**TASK OBJECTIVE:**
Look for the string "auch" in the lines and copy each line that has it.

(Collected data)
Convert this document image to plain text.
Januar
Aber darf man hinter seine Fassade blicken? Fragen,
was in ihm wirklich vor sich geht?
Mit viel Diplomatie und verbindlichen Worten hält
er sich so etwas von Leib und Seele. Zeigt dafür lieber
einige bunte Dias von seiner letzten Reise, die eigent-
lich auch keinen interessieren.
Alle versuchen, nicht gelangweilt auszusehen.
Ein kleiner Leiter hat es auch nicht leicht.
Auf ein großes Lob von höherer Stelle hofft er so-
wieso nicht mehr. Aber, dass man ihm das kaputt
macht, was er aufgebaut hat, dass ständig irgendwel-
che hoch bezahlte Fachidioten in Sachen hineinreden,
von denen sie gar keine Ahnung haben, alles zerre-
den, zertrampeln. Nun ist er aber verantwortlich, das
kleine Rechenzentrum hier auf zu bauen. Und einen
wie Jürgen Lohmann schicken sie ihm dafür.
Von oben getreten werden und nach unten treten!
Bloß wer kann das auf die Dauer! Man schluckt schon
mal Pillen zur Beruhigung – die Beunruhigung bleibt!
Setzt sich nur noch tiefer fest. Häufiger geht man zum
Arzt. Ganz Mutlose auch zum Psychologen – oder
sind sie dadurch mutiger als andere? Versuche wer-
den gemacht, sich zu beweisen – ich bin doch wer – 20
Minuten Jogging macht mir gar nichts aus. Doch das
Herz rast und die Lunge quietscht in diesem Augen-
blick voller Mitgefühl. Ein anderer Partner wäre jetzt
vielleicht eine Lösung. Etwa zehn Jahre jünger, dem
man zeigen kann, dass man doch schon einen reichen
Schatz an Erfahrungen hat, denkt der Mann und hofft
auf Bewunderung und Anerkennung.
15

**COMPLETE OUTPUT:**
lich auch keinen interessieren.
Ein kleiner Leiter hat es auch nicht leicht.
Arzt. Ganz Mutlose auch zum Psychologen – oder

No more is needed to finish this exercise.